*** Records for this task
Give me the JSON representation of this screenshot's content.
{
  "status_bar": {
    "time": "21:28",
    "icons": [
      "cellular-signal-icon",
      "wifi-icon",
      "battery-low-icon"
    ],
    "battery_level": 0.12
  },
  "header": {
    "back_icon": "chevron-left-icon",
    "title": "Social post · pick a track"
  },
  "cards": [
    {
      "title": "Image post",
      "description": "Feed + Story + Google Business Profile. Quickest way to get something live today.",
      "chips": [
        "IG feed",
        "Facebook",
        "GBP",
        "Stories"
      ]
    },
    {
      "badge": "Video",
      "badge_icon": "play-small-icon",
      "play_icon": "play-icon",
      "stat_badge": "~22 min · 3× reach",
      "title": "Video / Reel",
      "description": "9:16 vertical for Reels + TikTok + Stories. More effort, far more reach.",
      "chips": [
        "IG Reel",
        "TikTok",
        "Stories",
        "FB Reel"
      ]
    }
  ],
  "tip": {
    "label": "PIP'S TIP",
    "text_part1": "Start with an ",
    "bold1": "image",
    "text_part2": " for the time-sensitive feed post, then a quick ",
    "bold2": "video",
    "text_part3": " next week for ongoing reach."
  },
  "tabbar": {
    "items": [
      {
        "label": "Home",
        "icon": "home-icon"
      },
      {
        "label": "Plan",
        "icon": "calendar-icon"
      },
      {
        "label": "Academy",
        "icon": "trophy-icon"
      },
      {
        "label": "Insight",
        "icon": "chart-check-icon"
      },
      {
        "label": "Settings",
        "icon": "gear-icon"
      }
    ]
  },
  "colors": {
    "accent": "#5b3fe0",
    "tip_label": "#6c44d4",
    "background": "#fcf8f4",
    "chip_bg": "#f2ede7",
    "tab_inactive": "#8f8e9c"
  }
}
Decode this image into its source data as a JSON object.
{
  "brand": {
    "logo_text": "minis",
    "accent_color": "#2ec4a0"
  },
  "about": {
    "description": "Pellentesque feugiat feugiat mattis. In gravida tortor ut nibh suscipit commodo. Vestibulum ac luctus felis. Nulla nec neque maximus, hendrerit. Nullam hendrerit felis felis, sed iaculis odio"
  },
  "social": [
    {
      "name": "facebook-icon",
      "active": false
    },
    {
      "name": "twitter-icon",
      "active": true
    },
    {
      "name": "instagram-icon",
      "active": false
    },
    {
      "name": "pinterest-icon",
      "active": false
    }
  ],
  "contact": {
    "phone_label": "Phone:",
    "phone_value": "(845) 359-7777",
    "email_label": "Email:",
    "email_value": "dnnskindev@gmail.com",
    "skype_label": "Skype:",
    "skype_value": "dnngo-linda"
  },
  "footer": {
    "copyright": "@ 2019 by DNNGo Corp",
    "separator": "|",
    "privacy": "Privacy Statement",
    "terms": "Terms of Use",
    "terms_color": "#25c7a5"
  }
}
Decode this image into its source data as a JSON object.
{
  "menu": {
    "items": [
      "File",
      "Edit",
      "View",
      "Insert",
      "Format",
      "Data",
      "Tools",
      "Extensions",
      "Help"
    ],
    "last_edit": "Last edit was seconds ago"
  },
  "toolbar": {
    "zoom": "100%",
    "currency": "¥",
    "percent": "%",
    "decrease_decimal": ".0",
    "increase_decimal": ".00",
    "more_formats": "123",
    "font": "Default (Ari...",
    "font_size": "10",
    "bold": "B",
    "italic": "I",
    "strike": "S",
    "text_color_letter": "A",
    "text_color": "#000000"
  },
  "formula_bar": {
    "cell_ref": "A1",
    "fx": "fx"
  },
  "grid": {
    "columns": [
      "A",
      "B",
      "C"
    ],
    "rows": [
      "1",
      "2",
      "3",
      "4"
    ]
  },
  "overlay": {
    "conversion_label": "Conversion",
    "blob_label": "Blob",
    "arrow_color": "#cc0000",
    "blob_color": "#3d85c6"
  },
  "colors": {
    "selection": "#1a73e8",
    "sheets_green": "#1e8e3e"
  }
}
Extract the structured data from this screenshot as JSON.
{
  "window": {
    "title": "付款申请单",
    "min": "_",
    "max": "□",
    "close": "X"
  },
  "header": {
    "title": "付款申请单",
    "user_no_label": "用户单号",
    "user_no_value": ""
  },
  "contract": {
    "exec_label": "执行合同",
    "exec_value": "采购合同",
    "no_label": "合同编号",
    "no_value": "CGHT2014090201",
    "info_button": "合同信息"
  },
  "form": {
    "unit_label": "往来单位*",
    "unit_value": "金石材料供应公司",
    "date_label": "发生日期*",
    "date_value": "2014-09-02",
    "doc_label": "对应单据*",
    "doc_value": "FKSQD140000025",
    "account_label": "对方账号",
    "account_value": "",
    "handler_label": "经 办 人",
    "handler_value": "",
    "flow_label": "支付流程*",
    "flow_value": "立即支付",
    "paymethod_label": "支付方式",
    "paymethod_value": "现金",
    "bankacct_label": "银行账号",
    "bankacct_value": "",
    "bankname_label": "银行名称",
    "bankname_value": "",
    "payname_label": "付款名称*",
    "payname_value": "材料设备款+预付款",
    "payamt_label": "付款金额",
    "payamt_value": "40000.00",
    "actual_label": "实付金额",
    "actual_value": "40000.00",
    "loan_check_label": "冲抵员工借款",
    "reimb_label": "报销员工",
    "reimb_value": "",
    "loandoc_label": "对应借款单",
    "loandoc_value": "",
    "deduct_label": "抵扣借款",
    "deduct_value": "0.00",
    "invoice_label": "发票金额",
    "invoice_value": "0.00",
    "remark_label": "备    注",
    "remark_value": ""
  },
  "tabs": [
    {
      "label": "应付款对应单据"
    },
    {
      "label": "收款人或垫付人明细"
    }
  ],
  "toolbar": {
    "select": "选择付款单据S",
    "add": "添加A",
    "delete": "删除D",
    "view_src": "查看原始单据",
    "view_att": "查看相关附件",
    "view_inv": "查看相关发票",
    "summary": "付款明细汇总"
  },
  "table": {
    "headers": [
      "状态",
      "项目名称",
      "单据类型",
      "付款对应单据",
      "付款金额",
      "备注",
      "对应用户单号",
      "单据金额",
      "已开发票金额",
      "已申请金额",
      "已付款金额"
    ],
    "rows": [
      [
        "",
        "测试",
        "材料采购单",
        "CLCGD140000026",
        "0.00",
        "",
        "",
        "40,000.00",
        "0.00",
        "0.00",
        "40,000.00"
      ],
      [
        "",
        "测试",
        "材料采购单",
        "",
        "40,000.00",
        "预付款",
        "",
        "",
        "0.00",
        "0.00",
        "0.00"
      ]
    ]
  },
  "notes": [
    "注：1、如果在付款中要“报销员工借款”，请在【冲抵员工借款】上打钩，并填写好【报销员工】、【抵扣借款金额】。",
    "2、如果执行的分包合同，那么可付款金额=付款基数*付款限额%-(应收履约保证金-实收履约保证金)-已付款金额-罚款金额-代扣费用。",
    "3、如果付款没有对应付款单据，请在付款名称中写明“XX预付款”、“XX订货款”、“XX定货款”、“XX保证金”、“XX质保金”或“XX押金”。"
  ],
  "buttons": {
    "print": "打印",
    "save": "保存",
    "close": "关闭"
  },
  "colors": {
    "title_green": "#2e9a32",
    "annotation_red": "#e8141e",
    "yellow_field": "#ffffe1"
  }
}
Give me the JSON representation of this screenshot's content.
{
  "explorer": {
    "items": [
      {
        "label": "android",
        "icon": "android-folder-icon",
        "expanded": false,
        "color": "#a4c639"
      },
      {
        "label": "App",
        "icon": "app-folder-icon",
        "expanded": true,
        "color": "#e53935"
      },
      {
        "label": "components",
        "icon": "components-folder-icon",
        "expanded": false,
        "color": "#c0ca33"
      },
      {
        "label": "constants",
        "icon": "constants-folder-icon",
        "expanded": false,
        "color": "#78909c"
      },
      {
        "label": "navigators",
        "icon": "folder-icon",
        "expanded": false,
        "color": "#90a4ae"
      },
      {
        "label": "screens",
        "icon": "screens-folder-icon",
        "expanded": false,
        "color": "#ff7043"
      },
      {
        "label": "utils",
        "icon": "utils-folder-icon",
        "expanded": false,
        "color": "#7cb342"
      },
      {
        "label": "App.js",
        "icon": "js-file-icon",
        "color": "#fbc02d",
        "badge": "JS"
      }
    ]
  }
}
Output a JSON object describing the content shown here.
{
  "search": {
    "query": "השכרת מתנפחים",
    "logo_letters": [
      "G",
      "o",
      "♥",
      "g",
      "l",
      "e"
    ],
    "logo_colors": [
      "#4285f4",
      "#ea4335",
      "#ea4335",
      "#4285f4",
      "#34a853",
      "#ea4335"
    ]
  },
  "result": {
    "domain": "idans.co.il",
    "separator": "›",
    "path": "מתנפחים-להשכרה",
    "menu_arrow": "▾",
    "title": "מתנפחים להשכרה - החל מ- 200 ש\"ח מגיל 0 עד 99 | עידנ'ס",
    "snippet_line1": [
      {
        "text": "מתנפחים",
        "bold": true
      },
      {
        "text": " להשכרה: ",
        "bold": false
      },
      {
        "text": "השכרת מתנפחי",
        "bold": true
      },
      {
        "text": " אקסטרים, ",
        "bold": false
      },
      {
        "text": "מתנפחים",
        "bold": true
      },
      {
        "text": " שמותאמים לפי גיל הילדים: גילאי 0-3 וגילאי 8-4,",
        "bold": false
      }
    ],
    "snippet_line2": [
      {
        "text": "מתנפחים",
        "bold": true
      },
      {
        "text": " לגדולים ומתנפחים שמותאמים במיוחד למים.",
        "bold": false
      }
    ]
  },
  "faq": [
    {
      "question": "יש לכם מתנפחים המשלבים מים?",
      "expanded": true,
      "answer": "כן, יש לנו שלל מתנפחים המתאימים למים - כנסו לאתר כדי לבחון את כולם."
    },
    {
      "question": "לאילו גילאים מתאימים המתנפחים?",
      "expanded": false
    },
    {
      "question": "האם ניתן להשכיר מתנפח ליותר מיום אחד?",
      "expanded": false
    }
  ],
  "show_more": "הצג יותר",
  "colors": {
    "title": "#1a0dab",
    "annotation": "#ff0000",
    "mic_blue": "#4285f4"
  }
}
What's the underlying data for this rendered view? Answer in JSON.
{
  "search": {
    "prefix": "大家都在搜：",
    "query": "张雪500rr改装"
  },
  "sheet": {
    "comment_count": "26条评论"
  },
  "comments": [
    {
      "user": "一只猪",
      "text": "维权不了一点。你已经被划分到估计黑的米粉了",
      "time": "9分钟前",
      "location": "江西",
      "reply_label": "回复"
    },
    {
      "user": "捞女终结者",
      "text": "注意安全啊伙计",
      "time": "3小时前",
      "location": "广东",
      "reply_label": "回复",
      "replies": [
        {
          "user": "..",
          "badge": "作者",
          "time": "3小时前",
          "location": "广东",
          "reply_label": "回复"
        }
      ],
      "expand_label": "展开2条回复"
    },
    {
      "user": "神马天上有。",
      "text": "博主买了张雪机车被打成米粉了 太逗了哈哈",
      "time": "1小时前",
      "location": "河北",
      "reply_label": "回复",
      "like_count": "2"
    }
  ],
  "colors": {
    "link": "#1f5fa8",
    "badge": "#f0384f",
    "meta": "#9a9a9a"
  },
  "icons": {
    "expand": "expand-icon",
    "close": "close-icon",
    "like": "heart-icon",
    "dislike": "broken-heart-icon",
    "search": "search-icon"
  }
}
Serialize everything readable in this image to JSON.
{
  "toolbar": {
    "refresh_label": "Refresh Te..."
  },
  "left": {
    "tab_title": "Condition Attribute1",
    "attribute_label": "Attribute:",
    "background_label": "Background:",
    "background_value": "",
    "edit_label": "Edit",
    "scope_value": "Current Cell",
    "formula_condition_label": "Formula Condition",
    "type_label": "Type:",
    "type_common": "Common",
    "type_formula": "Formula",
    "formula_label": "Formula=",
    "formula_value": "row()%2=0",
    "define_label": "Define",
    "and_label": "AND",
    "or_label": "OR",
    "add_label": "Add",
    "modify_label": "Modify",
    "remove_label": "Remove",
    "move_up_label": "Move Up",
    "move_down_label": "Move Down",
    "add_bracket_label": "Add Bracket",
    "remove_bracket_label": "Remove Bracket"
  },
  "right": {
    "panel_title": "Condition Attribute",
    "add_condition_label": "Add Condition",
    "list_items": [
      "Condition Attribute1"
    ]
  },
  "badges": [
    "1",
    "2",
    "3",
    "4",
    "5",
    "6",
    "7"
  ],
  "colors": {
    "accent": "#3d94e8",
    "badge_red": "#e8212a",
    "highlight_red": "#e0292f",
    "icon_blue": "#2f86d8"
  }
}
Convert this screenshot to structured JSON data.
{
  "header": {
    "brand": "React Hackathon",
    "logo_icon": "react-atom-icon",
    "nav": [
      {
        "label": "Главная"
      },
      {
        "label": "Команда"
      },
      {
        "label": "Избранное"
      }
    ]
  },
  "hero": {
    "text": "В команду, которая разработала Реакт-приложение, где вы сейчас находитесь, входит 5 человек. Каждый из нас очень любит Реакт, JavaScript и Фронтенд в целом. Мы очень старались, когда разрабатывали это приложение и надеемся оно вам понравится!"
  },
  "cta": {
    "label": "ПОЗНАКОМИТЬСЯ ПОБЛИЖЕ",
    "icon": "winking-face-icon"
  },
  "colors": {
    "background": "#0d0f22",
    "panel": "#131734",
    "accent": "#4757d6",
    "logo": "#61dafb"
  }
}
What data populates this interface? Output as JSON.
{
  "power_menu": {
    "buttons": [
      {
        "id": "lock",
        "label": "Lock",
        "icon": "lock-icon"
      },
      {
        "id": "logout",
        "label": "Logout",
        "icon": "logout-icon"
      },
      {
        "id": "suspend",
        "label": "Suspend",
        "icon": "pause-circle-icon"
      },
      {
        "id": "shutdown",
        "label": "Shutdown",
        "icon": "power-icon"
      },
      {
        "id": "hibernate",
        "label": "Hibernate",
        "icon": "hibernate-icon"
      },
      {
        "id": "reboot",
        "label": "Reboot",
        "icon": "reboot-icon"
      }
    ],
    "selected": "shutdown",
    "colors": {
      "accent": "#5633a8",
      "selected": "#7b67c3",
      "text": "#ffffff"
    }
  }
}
******
Set exercise:
Identify and copy lines that hold the string "query".

Reply:
    "query": "השכרת מתנפחים",
    "query": "张雪500rr改装"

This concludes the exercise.